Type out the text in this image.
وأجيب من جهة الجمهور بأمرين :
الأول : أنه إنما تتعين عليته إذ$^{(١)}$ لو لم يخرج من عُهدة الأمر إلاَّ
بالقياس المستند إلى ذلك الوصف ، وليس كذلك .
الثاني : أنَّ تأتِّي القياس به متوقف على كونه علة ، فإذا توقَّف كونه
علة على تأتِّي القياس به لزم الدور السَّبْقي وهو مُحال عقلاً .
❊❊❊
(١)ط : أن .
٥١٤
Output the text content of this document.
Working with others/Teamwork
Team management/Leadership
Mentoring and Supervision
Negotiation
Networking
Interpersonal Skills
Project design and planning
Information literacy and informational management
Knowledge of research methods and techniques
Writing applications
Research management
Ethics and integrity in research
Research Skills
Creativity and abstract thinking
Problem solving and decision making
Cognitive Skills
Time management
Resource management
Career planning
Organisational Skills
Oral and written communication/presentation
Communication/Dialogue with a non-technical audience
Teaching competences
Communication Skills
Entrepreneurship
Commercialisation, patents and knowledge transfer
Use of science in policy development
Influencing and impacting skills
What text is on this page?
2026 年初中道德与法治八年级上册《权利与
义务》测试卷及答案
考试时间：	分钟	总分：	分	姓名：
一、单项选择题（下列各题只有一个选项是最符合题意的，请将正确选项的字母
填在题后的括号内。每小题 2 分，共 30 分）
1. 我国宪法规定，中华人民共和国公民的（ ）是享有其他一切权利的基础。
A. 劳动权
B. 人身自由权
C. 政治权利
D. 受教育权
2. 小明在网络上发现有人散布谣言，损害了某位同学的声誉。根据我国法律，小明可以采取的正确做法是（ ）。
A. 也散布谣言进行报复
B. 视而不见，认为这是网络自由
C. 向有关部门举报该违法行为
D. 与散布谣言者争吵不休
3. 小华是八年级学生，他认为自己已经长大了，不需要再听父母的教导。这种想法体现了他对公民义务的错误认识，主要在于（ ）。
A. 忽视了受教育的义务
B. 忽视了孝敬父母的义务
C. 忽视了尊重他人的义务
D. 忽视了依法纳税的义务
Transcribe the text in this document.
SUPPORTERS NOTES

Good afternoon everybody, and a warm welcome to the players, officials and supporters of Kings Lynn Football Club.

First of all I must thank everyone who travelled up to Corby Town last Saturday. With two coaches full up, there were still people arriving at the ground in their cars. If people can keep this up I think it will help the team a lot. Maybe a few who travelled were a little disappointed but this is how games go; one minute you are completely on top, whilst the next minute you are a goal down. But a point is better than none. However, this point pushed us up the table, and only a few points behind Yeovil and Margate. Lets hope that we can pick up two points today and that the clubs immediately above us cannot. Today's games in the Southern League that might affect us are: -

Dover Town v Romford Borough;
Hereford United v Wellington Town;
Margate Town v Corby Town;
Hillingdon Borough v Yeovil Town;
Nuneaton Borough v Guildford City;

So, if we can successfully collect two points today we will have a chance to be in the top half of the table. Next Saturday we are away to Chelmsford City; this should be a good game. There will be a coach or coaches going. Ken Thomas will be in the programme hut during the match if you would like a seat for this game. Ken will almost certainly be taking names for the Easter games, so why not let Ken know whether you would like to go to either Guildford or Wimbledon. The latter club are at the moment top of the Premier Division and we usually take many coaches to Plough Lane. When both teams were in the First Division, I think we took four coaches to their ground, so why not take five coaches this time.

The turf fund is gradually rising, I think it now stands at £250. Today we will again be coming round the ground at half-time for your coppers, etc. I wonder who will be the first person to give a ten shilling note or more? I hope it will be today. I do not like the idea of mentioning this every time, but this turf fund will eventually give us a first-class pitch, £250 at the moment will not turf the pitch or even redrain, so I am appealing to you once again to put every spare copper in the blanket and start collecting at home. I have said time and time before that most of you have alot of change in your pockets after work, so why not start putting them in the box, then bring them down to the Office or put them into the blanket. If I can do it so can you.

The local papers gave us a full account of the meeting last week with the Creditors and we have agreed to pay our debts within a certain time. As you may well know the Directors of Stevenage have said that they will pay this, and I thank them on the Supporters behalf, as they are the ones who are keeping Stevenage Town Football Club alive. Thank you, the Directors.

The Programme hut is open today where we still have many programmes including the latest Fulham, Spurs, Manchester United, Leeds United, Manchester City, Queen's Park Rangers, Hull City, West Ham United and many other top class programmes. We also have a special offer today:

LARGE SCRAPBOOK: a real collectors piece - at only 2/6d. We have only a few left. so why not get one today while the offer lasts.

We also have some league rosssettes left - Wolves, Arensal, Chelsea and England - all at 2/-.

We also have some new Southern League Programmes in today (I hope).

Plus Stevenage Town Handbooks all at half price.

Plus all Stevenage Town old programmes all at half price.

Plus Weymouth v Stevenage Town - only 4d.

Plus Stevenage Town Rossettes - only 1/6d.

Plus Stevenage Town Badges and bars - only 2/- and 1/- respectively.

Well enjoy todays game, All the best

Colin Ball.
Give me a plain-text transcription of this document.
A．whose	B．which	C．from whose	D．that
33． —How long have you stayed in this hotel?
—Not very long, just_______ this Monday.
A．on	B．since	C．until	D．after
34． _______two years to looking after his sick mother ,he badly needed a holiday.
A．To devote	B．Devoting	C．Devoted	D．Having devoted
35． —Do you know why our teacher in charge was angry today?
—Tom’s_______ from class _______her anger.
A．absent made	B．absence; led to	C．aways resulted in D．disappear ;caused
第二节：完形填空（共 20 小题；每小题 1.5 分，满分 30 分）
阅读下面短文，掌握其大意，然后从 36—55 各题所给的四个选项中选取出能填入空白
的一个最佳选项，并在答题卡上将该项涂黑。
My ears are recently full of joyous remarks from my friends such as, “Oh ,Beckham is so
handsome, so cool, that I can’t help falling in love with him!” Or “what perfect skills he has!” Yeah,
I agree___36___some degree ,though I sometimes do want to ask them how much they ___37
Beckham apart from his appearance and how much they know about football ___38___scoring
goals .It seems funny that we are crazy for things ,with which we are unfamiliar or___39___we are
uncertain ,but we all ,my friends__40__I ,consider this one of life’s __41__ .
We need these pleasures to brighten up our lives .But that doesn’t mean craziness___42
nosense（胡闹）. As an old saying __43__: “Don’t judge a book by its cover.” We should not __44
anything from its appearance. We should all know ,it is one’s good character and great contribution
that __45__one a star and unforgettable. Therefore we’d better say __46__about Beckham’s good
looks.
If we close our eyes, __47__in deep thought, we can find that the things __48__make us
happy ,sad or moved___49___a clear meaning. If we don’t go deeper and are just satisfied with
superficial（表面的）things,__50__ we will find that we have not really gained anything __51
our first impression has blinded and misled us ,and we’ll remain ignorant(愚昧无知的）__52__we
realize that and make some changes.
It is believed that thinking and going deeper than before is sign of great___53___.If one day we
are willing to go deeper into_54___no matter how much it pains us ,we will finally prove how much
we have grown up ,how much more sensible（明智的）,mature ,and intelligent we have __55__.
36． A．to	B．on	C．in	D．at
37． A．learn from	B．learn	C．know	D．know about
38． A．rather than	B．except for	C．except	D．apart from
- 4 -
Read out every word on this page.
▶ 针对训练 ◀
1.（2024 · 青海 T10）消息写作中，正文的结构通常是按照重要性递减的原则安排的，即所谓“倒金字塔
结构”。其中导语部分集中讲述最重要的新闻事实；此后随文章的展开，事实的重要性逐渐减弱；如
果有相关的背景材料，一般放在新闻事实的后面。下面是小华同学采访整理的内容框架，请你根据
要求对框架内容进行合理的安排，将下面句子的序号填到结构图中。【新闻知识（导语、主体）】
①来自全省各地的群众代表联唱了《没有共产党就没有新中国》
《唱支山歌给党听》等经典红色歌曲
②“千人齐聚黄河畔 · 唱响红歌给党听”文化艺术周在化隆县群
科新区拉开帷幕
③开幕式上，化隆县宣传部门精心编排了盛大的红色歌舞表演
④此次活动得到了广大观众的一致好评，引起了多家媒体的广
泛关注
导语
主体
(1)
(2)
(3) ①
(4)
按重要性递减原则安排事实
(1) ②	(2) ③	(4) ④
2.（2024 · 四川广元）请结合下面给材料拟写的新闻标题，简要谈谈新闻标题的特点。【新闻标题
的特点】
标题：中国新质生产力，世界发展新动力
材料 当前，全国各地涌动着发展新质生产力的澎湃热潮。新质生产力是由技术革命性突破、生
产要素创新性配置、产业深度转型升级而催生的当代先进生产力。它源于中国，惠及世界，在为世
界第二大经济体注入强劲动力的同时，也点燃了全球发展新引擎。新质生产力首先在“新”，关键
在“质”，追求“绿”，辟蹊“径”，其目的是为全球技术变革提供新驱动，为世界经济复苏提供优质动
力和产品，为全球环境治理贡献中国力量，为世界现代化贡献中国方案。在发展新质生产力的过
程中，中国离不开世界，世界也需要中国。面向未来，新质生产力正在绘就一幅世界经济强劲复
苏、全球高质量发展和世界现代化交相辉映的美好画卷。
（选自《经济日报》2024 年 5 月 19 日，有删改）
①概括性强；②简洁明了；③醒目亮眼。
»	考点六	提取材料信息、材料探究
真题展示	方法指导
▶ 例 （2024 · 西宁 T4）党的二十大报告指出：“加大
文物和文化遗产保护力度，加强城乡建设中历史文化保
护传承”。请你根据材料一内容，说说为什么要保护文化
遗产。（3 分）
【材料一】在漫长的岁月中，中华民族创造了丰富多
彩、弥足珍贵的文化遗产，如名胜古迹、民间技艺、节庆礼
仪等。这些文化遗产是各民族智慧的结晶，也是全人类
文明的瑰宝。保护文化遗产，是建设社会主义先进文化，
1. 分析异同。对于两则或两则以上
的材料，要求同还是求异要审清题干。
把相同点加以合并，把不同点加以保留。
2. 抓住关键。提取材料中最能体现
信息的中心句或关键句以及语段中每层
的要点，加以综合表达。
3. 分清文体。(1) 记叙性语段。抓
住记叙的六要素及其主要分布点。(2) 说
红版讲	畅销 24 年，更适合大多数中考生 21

WHAT YOU HAVE TO DO:
Using the entries above, return each line in which the word "Corby" occurs.

RESULT BELOW:
First of all I must thank everyone who travelled up to Corby Town last Saturday. With two coaches full up, there were still people arriving at the ground in their cars. If people can keep this up I think it will help the team a lot. Maybe a few who travelled were a little disappointed but this is how games go; one minute you are completely on top, whilst the next minute you are a goal down. But a point is better than none. However, this point pushed us up the table, and only a few points behind Yeovil and Margate. Lets hope that we can pick up two points today and that the clubs immediately above us cannot. Today's games in the Southern League that might affect us are: -
Margate Town v Corby Town;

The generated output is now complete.